Task:
Quote the records in full and leave their pictures out.
— Begin Record set —
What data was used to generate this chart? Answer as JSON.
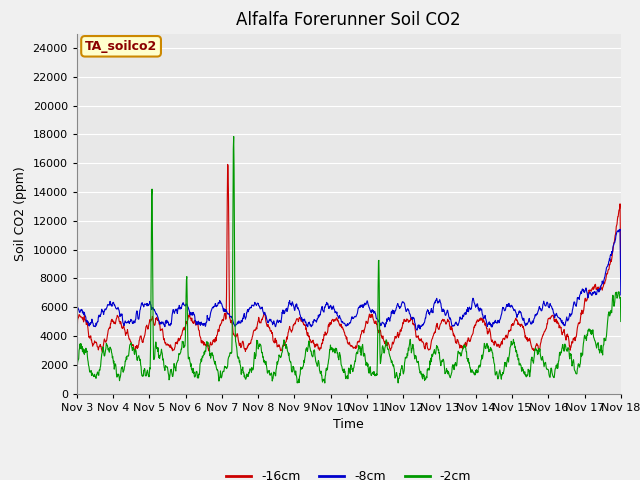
{
  "title": "Alfalfa Forerunner Soil CO2",
  "xlabel": "Time",
  "ylabel": "Soil CO2 (ppm)",
  "ylim": [
    0,
    25000
  ],
  "yticks": [
    0,
    2000,
    4000,
    6000,
    8000,
    10000,
    12000,
    14000,
    16000,
    18000,
    20000,
    22000,
    24000
  ],
  "xtick_labels": [
    "Nov 3",
    "Nov 4",
    "Nov 5",
    "Nov 6",
    "Nov 7",
    "Nov 8",
    "Nov 9",
    "Nov 10",
    "Nov 11",
    "Nov 12",
    "Nov 13",
    "Nov 14",
    "Nov 15",
    "Nov 16",
    "Nov 17",
    "Nov 18"
  ],
  "legend_labels": [
    "-16cm",
    "-8cm",
    "-2cm"
  ],
  "line_colors": {
    "d16": "#cc0000",
    "d8": "#0000cc",
    "d2": "#009900"
  },
  "annotation_text": "TA_soilco2",
  "annotation_bg": "#ffffcc",
  "annotation_border": "#cc8800",
  "fig_bg_color": "#f0f0f0",
  "plot_bg_color": "#e8e8e8",
  "grid_color": "#ffffff",
  "title_fontsize": 12,
  "axis_label_fontsize": 9,
  "tick_fontsize": 8,
  "legend_fontsize": 9
}
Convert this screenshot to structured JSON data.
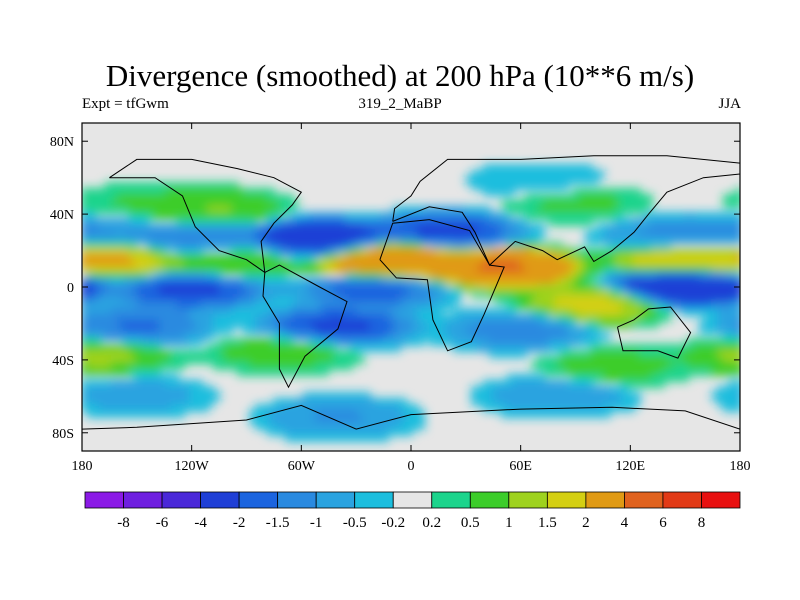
{
  "chart_data": {
    "type": "heatmap",
    "title": "Divergence (smoothed) at 200 hPa (10**6 m/s)",
    "left_string": "Expt = tfGwm",
    "center_string": "319_2_MaBP",
    "right_string": "JJA",
    "x_axis": {
      "ticks": [
        {
          "value": -180,
          "label": "180"
        },
        {
          "value": -120,
          "label": "120W"
        },
        {
          "value": -60,
          "label": "60W"
        },
        {
          "value": 0,
          "label": "0"
        },
        {
          "value": 60,
          "label": "60E"
        },
        {
          "value": 120,
          "label": "120E"
        },
        {
          "value": 180,
          "label": "180"
        }
      ],
      "range": [
        -180,
        180
      ]
    },
    "y_axis": {
      "ticks": [
        {
          "value": 80,
          "label": "80N"
        },
        {
          "value": 40,
          "label": "40N"
        },
        {
          "value": 0,
          "label": "0"
        },
        {
          "value": -40,
          "label": "40S"
        },
        {
          "value": -80,
          "label": "80S"
        }
      ],
      "range": [
        -90,
        90
      ]
    },
    "contour_levels": [
      "-8",
      "-6",
      "-4",
      "-2",
      "-1.5",
      "-1",
      "-0.5",
      "-0.2",
      "0.2",
      "0.5",
      "1",
      "1.5",
      "2",
      "4",
      "6",
      "8"
    ],
    "colors": [
      "#8b1ae6",
      "#6f1fe0",
      "#4a28d8",
      "#1f3fd6",
      "#1b64df",
      "#2a8ae0",
      "#2aa3e0",
      "#1cbede",
      "#e6e6e6",
      "#1cd48c",
      "#3ccd2a",
      "#9ed21e",
      "#d4cf12",
      "#e09a14",
      "#e0621e",
      "#e23a16",
      "#e81010"
    ],
    "background_color": "#e6e6e6",
    "coastline_color": "#000000",
    "fields": [
      {
        "lat": 45,
        "lon": -150,
        "value": 0.6
      },
      {
        "lat": 43,
        "lon": -110,
        "value": 1.2
      },
      {
        "lat": 46,
        "lon": 90,
        "value": 0.7
      },
      {
        "lat": 58,
        "lon": 70,
        "value": -0.5
      },
      {
        "lat": 30,
        "lon": -170,
        "value": -1.2
      },
      {
        "lat": 25,
        "lon": -120,
        "value": -1.7
      },
      {
        "lat": 26,
        "lon": -50,
        "value": -3.5
      },
      {
        "lat": 30,
        "lon": 20,
        "value": -2.5
      },
      {
        "lat": 28,
        "lon": 145,
        "value": -1.3
      },
      {
        "lat": 15,
        "lon": -160,
        "value": 2.5
      },
      {
        "lat": 14,
        "lon": -100,
        "value": 1.2
      },
      {
        "lat": 14,
        "lon": -10,
        "value": 4.5
      },
      {
        "lat": 10,
        "lon": 50,
        "value": 4.8
      },
      {
        "lat": 14,
        "lon": 150,
        "value": 2.5
      },
      {
        "lat": -2,
        "lon": -120,
        "value": -2.5
      },
      {
        "lat": -2,
        "lon": -20,
        "value": -2.0
      },
      {
        "lat": 0,
        "lon": 150,
        "value": -4.5
      },
      {
        "lat": -10,
        "lon": 100,
        "value": 2.0
      },
      {
        "lat": -22,
        "lon": -150,
        "value": -1.8
      },
      {
        "lat": -22,
        "lon": -40,
        "value": -2.5
      },
      {
        "lat": -24,
        "lon": 60,
        "value": -1.5
      },
      {
        "lat": -38,
        "lon": -170,
        "value": 1.3
      },
      {
        "lat": -36,
        "lon": -70,
        "value": 0.9
      },
      {
        "lat": -44,
        "lon": 110,
        "value": 0.8
      },
      {
        "lat": -60,
        "lon": -150,
        "value": -0.8
      },
      {
        "lat": -60,
        "lon": 80,
        "value": -1.0
      },
      {
        "lat": -72,
        "lon": -40,
        "value": -1.2
      }
    ]
  }
}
— End Record set —
Correct answer:
What data was used to generate this chart? Answer as JSON.
{
  "title": "Alfalfa Forerunner Soil CO2",
  "xlabel": "Time",
  "ylabel": "Soil CO2 (ppm)",
  "ylim": [
    0,
    25000
  ],
  "yticks": [
    0,
    2000,
    4000,
    6000,
    8000,
    10000,
    12000,
    14000,
    16000,
    18000,
    20000,
    22000,
    24000
  ],
  "xtick_labels": [
    "Nov 3",
    "Nov 4",
    "Nov 5",
    "Nov 6",
    "Nov 7",
    "Nov 8",
    "Nov 9",
    "Nov 10",
    "Nov 11",
    "Nov 12",
    "Nov 13",
    "Nov 14",
    "Nov 15",
    "Nov 16",
    "Nov 17",
    "Nov 18"
  ],
  "legend_labels": [
    "-16cm",
    "-8cm",
    "-2cm"
  ],
  "line_colors": {
    "d16": "#cc0000",
    "d8": "#0000cc",
    "d2": "#009900"
  },
  "annotation_text": "TA_soilco2",
  "annotation_bg": "#ffffcc",
  "annotation_border": "#cc8800",
  "fig_bg_color": "#f0f0f0",
  "plot_bg_color": "#e8e8e8",
  "grid_color": "#ffffff",
  "title_fontsize": 12,
  "axis_label_fontsize": 9,
  "tick_fontsize": 8,
  "legend_fontsize": 9
}
Convert this screenshot to structured JSON data.
{
  "chart_data": {
    "type": "heatmap",
    "title": "Divergence (smoothed) at 200 hPa (10**6 m/s)",
    "left_string": "Expt = tfGwm",
    "center_string": "319_2_MaBP",
    "right_string": "JJA",
    "x_axis": {
      "ticks": [
        {
          "value": -180,
          "label": "180"
        },
        {
          "value": -120,
          "label": "120W"
        },
        {
          "value": -60,
          "label": "60W"
        },
        {
          "value": 0,
          "label": "0"
        },
        {
          "value": 60,
          "label": "60E"
        },
        {
          "value": 120,
          "label": "120E"
        },
        {
          "value": 180,
          "label": "180"
        }
      ],
      "range": [
        -180,
        180
      ]
    },
    "y_axis": {
      "ticks": [
        {
          "value": 80,
          "label": "80N"
        },
        {
          "value": 40,
          "label": "40N"
        },
        {
          "value": 0,
          "label": "0"
        },
        {
          "value": -40,
          "label": "40S"
        },
        {
          "value": -80,
          "label": "80S"
        }
      ],
      "range": [
        -90,
        90
      ]
    },
    "contour_levels": [
      "-8",
      "-6",
      "-4",
      "-2",
      "-1.5",
      "-1",
      "-0.5",
      "-0.2",
      "0.2",
      "0.5",
      "1",
      "1.5",
      "2",
      "4",
      "6",
      "8"
    ],
    "colors": [
      "#8b1ae6",
      "#6f1fe0",
      "#4a28d8",
      "#1f3fd6",
      "#1b64df",
      "#2a8ae0",
      "#2aa3e0",
      "#1cbede",
      "#e6e6e6",
      "#1cd48c",
      "#3ccd2a",
      "#9ed21e",
      "#d4cf12",
      "#e09a14",
      "#e0621e",
      "#e23a16",
      "#e81010"
    ],
    "background_color": "#e6e6e6",
    "coastline_color": "#000000",
    "fields": [
      {
        "lat": 45,
        "lon": -150,
        "value": 0.6
      },
      {
        "lat": 43,
        "lon": -110,
        "value": 1.2
      },
      {
        "lat": 46,
        "lon": 90,
        "value": 0.7
      },
      {
        "lat": 58,
        "lon": 70,
        "value": -0.5
      },
      {
        "lat": 30,
        "lon": -170,
        "value": -1.2
      },
      {
        "lat": 25,
        "lon": -120,
        "value": -1.7
      },
      {
        "lat": 26,
        "lon": -50,
        "value": -3.5
      },
      {
        "lat": 30,
        "lon": 20,
        "value": -2.5
      },
      {
        "lat": 28,
        "lon": 145,
        "value": -1.3
      },
      {
        "lat": 15,
        "lon": -160,
        "value": 2.5
      },
      {
        "lat": 14,
        "lon": -100,
        "value": 1.2
      },
      {
        "lat": 14,
        "lon": -10,
        "value": 4.5
      },
      {
        "lat": 10,
        "lon": 50,
        "value": 4.8
      },
      {
        "lat": 14,
        "lon": 150,
        "value": 2.5
      },
      {
        "lat": -2,
        "lon": -120,
        "value": -2.5
      },
      {
        "lat": -2,
        "lon": -20,
        "value": -2.0
      },
      {
        "lat": 0,
        "lon": 150,
        "value": -4.5
      },
      {
        "lat": -10,
        "lon": 100,
        "value": 2.0
      },
      {
        "lat": -22,
        "lon": -150,
        "value": -1.8
      },
      {
        "lat": -22,
        "lon": -40,
        "value": -2.5
      },
      {
        "lat": -24,
        "lon": 60,
        "value": -1.5
      },
      {
        "lat": -38,
        "lon": -170,
        "value": 1.3
      },
      {
        "lat": -36,
        "lon": -70,
        "value": 0.9
      },
      {
        "lat": -44,
        "lon": 110,
        "value": 0.8
      },
      {
        "lat": -60,
        "lon": -150,
        "value": -0.8
      },
      {
        "lat": -60,
        "lon": 80,
        "value": -1.0
      },
      {
        "lat": -72,
        "lon": -40,
        "value": -1.2
      }
    ]
  }
}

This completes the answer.